■ Prompt
From the records below, extract all the text exactly and leave the images behind.

■ Raw data
------------
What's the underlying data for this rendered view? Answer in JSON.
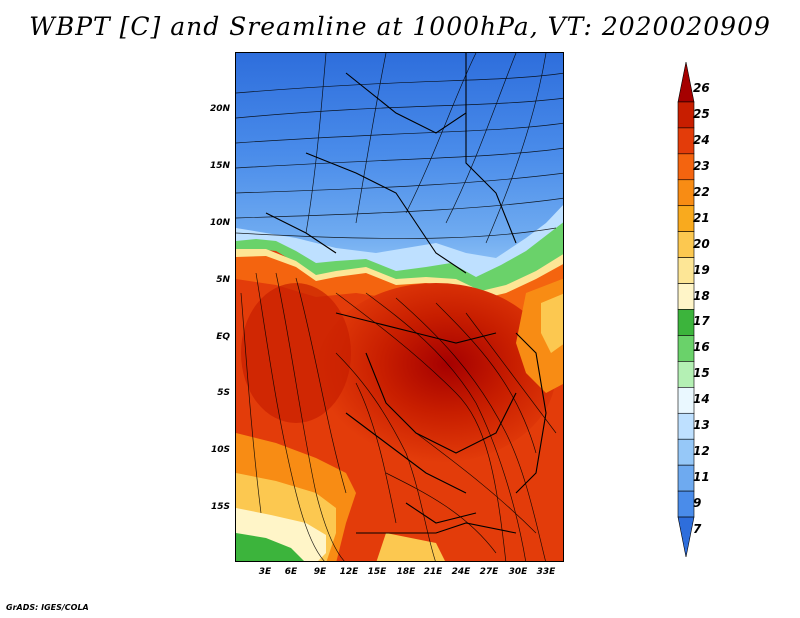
{
  "title": "WBPT [C] and Sreamline at 1000hPa, VT: 2020020909",
  "footer": "GrADS: IGES/COLA",
  "map": {
    "y_ticks": [
      "20N",
      "15N",
      "10N",
      "5N",
      "EQ",
      "5S",
      "10S",
      "15S"
    ],
    "x_ticks": [
      "3E",
      "6E",
      "9E",
      "12E",
      "15E",
      "18E",
      "21E",
      "24E",
      "27E",
      "30E",
      "33E"
    ]
  },
  "colorbar": {
    "levels": [
      "26",
      "25",
      "24",
      "23",
      "22",
      "21",
      "20",
      "19",
      "18",
      "17",
      "16",
      "15",
      "14",
      "13",
      "12",
      "11",
      "9",
      "7"
    ],
    "colors": [
      "#a50000",
      "#c81e00",
      "#e33c0a",
      "#f4640f",
      "#f88c14",
      "#f9aa1e",
      "#fcc850",
      "#fde696",
      "#fff5c8",
      "#3cb43c",
      "#6ad26a",
      "#b4f0b4",
      "#eaf8ff",
      "#bee0ff",
      "#96c8f8",
      "#6eaaf0",
      "#4a8cea",
      "#2e6edc"
    ]
  },
  "chart_data": {
    "type": "heatmap",
    "title": "WBPT [C] and Sreamline at 1000hPa, VT: 2020020909",
    "x_ticks": [
      "3E",
      "6E",
      "9E",
      "12E",
      "15E",
      "18E",
      "21E",
      "24E",
      "27E",
      "30E",
      "33E"
    ],
    "y_ticks": [
      "20N",
      "15N",
      "10N",
      "5N",
      "EQ",
      "5S",
      "10S",
      "15S"
    ],
    "colorbar_levels": [
      7,
      9,
      11,
      12,
      13,
      14,
      15,
      16,
      17,
      18,
      19,
      20,
      21,
      22,
      23,
      24,
      25,
      26
    ]
  }
}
------------
■ Answer for this exercise
What's the underlying data for this rendered view? Answer in JSON.
{
  "title": "WBPT [C] and Sreamline at 1000hPa, VT: 2020020909",
  "footer": "GrADS: IGES/COLA",
  "map": {
    "y_ticks": [
      "20N",
      "15N",
      "10N",
      "5N",
      "EQ",
      "5S",
      "10S",
      "15S"
    ],
    "x_ticks": [
      "3E",
      "6E",
      "9E",
      "12E",
      "15E",
      "18E",
      "21E",
      "24E",
      "27E",
      "30E",
      "33E"
    ]
  },
  "colorbar": {
    "levels": [
      "26",
      "25",
      "24",
      "23",
      "22",
      "21",
      "20",
      "19",
      "18",
      "17",
      "16",
      "15",
      "14",
      "13",
      "12",
      "11",
      "9",
      "7"
    ],
    "colors": [
      "#a50000",
      "#c81e00",
      "#e33c0a",
      "#f4640f",
      "#f88c14",
      "#f9aa1e",
      "#fcc850",
      "#fde696",
      "#fff5c8",
      "#3cb43c",
      "#6ad26a",
      "#b4f0b4",
      "#eaf8ff",
      "#bee0ff",
      "#96c8f8",
      "#6eaaf0",
      "#4a8cea",
      "#2e6edc"
    ]
  },
  "chart_data": {
    "type": "heatmap",
    "title": "WBPT [C] and Sreamline at 1000hPa, VT: 2020020909",
    "x_ticks": [
      "3E",
      "6E",
      "9E",
      "12E",
      "15E",
      "18E",
      "21E",
      "24E",
      "27E",
      "30E",
      "33E"
    ],
    "y_ticks": [
      "20N",
      "15N",
      "10N",
      "5N",
      "EQ",
      "5S",
      "10S",
      "15S"
    ],
    "colorbar_levels": [
      7,
      9,
      11,
      12,
      13,
      14,
      15,
      16,
      17,
      18,
      19,
      20,
      21,
      22,
      23,
      24,
      25,
      26
    ]
  }
}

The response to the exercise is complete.